Requirement:
Leaving out all images, write out the records that follow exactly.

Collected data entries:
◇ ◇ ◇ ◇
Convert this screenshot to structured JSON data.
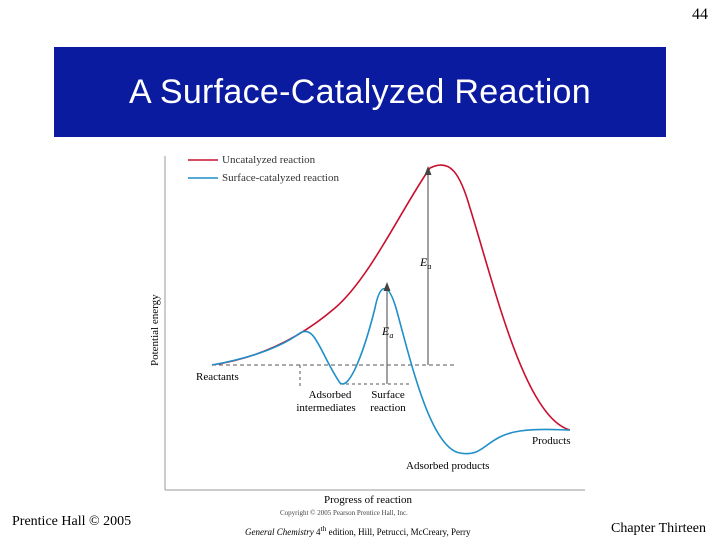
{
  "page_number": "44",
  "title": "A Surface-Catalyzed Reaction",
  "figure": {
    "ylabel": "Potential energy",
    "xlabel": "Progress of reaction",
    "legend": [
      {
        "label": "Uncatalyzed reaction",
        "color": "#c8102e"
      },
      {
        "label": "Surface-catalyzed reaction",
        "color": "#1f8fc8"
      }
    ],
    "labels": {
      "reactants": "Reactants",
      "adsorbed_intermediates_1": "Adsorbed",
      "adsorbed_intermediates_2": "intermediates",
      "surface_reaction_1": "Surface",
      "surface_reaction_2": "reaction",
      "products": "Products",
      "adsorbed_products": "Adsorbed products",
      "ea_uncat": "E",
      "ea_uncat_sub": "a",
      "ea_cat": "E",
      "ea_cat_sub": "a"
    },
    "copyright": "Copyright © 2005 Pearson Prentice Hall, Inc."
  },
  "footer": {
    "left": "Prentice Hall © 2005",
    "mid_italic": "General Chemistry",
    "mid_edition": " 4",
    "mid_sup": "th",
    "mid_rest": " edition, Hill, Petrucci, McCreary, Perry",
    "right": "Chapter Thirteen"
  }
}
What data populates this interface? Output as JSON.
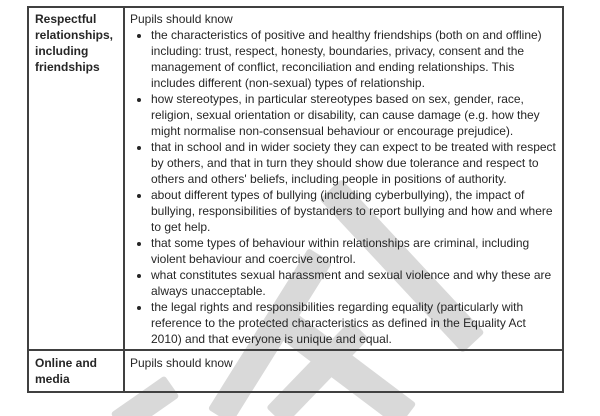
{
  "document": {
    "kind": "scanned-guidance-table-page"
  },
  "colors": {
    "page_background": "#ffffff",
    "text": "#262626",
    "table_border": "#404040",
    "watermark_gray": "#d9d9d9"
  },
  "watermark": {
    "description": "diagonal light-gray draft watermark stroke fragments",
    "color": "#d9d9d9"
  },
  "table": {
    "rows": [
      {
        "topic": "Respectful relationships, including friendships",
        "intro": "Pupils should know",
        "bullets": [
          "the characteristics of positive and healthy friendships (both on and offline) including: trust, respect, honesty, boundaries, privacy, consent and the management of conflict, reconciliation and ending relationships. This includes different (non-sexual) types of relationship.",
          "how stereotypes, in particular stereotypes based on sex, gender, race, religion, sexual orientation or disability, can cause damage (e.g. how they might normalise non-consensual behaviour or encourage prejudice).",
          "that in school and in wider society they can expect to be treated with respect by others, and that in turn they should show due tolerance and respect to others and others' beliefs, including people in positions of authority.",
          "about different types of bullying (including cyberbullying), the impact of bullying, responsibilities of bystanders to report bullying and how and where to get help.",
          "that some types of behaviour within relationships are criminal, including violent behaviour and coercive control.",
          "what constitutes sexual harassment and sexual violence and why these are always unacceptable.",
          "the legal rights and responsibilities regarding equality (particularly with reference to the protected characteristics as defined in the Equality Act 2010) and that everyone is unique and equal."
        ]
      },
      {
        "topic": "Online and media",
        "intro": "Pupils should know",
        "bullets": []
      }
    ]
  }
}
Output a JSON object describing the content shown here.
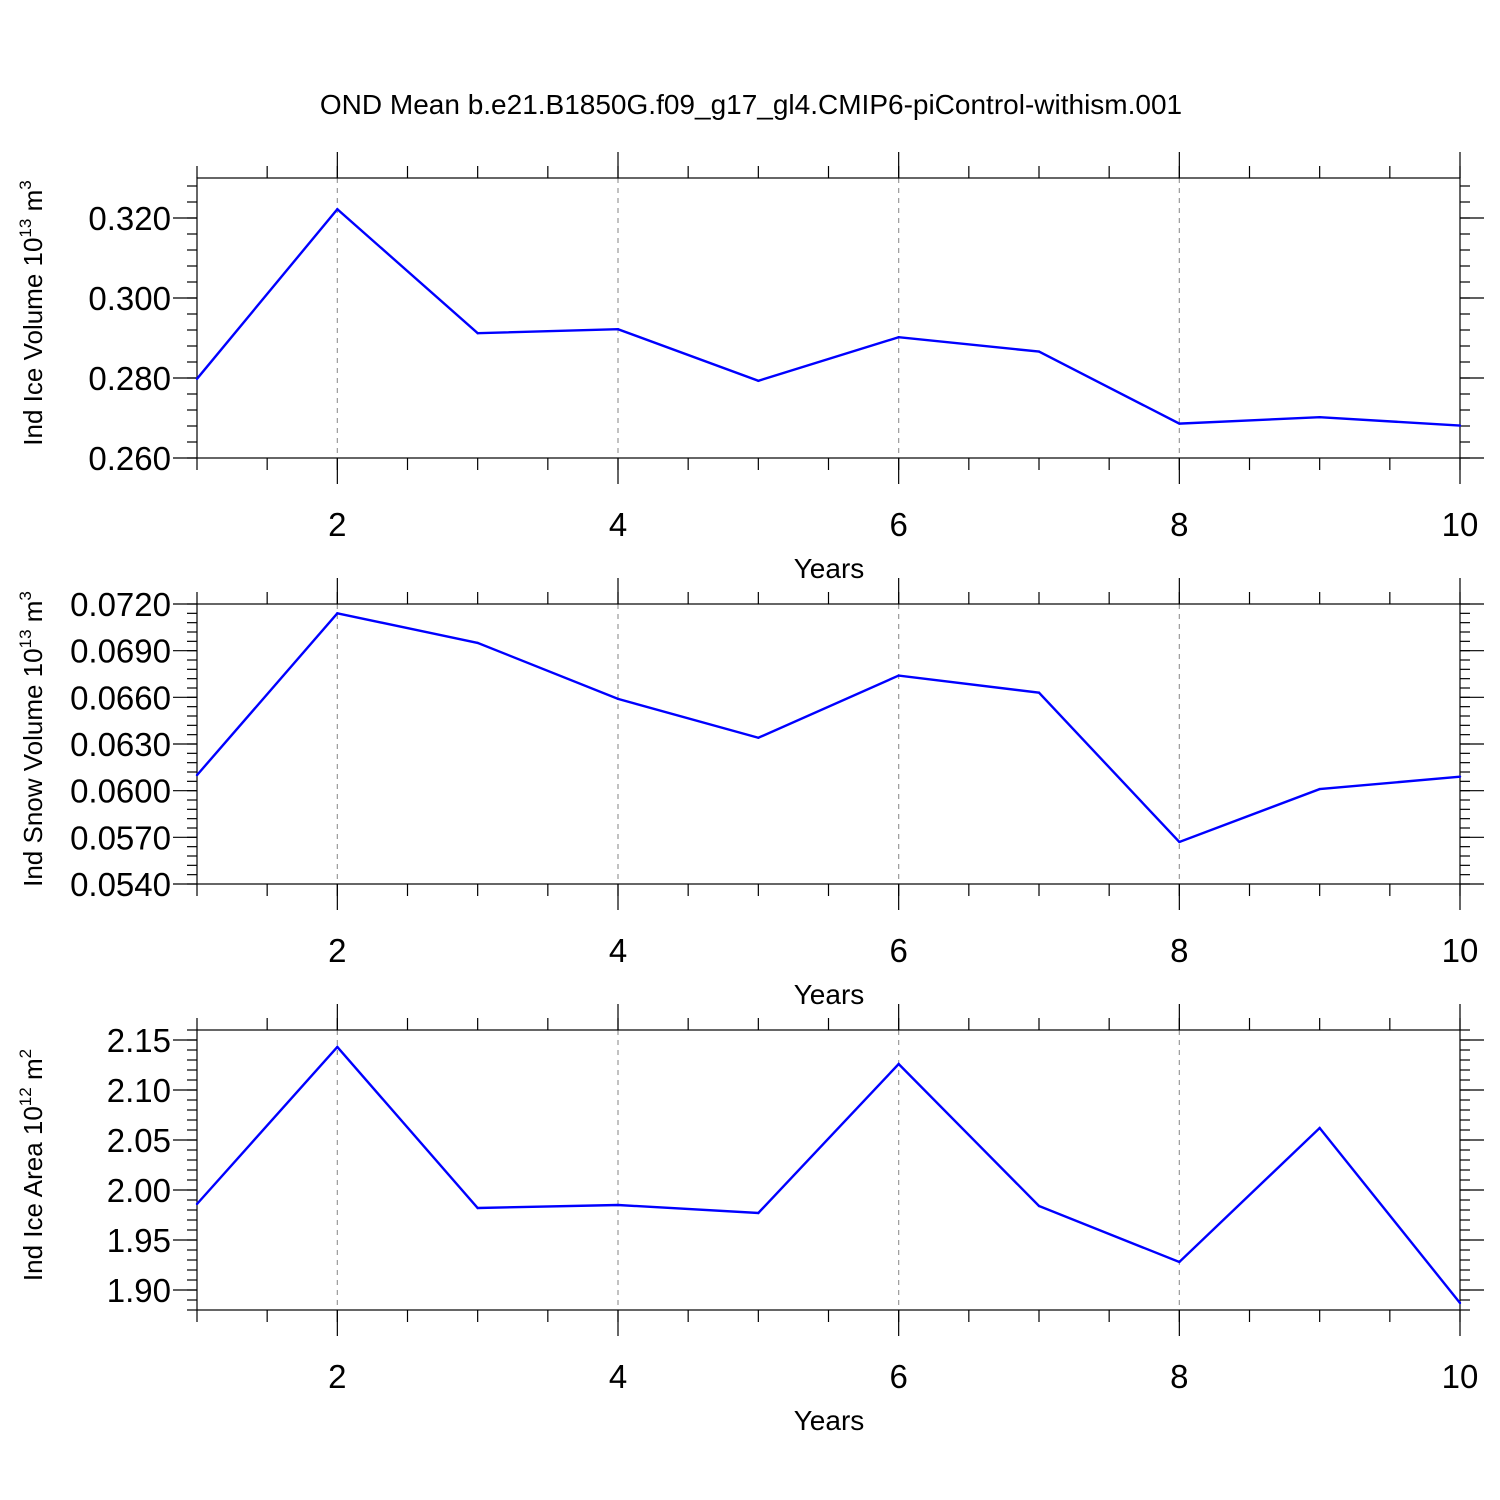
◇ ◇ ◇ ◇
Complete output:
Convert this screenshot to structured JSON data.
{
  "page_number": "44",
  "title": "A Surface-Catalyzed Reaction",
  "figure": {
    "ylabel": "Potential energy",
    "xlabel": "Progress of reaction",
    "legend": [
      {
        "label": "Uncatalyzed reaction",
        "color": "#c8102e"
      },
      {
        "label": "Surface-catalyzed reaction",
        "color": "#1f8fc8"
      }
    ],
    "labels": {
      "reactants": "Reactants",
      "adsorbed_intermediates_1": "Adsorbed",
      "adsorbed_intermediates_2": "intermediates",
      "surface_reaction_1": "Surface",
      "surface_reaction_2": "reaction",
      "products": "Products",
      "adsorbed_products": "Adsorbed products",
      "ea_uncat": "E",
      "ea_uncat_sub": "a",
      "ea_cat": "E",
      "ea_cat_sub": "a"
    },
    "copyright": "Copyright © 2005 Pearson Prentice Hall, Inc."
  },
  "footer": {
    "left": "Prentice Hall © 2005",
    "mid_italic": "General Chemistry",
    "mid_edition": " 4",
    "mid_sup": "th",
    "mid_rest": " edition, Hill, Petrucci, McCreary, Perry",
    "right": "Chapter Thirteen"
  }
}
What data populates this interface? Output as JSON.
{
  "document": {
    "kind": "scanned-guidance-table-page"
  },
  "colors": {
    "page_background": "#ffffff",
    "text": "#262626",
    "table_border": "#404040",
    "watermark_gray": "#d9d9d9"
  },
  "watermark": {
    "description": "diagonal light-gray draft watermark stroke fragments",
    "color": "#d9d9d9"
  },
  "table": {
    "rows": [
      {
        "topic": "Respectful relationships, including friendships",
        "intro": "Pupils should know",
        "bullets": [
          "the characteristics of positive and healthy friendships (both on and offline) including: trust, respect, honesty, boundaries, privacy, consent and the management of conflict, reconciliation and ending relationships. This includes different (non-sexual) types of relationship.",
          "how stereotypes, in particular stereotypes based on sex, gender, race, religion, sexual orientation or disability, can cause damage (e.g. how they might normalise non-consensual behaviour or encourage prejudice).",
          "that in school and in wider society they can expect to be treated with respect by others, and that in turn they should show due tolerance and respect to others and others' beliefs, including people in positions of authority.",
          "about different types of bullying (including cyberbullying), the impact of bullying, responsibilities of bystanders to report bullying and how and where to get help.",
          "that some types of behaviour within relationships are criminal, including violent behaviour and coercive control.",
          "what constitutes sexual harassment and sexual violence and why these are always unacceptable.",
          "the legal rights and responsibilities regarding equality (particularly with reference to the protected characteristics as defined in the Equality Act 2010) and that everyone is unique and equal."
        ]
      },
      {
        "topic": "Online and media",
        "intro": "Pupils should know",
        "bullets": []
      }
    ]
  }
}
Output a JSON object describing the content shown here.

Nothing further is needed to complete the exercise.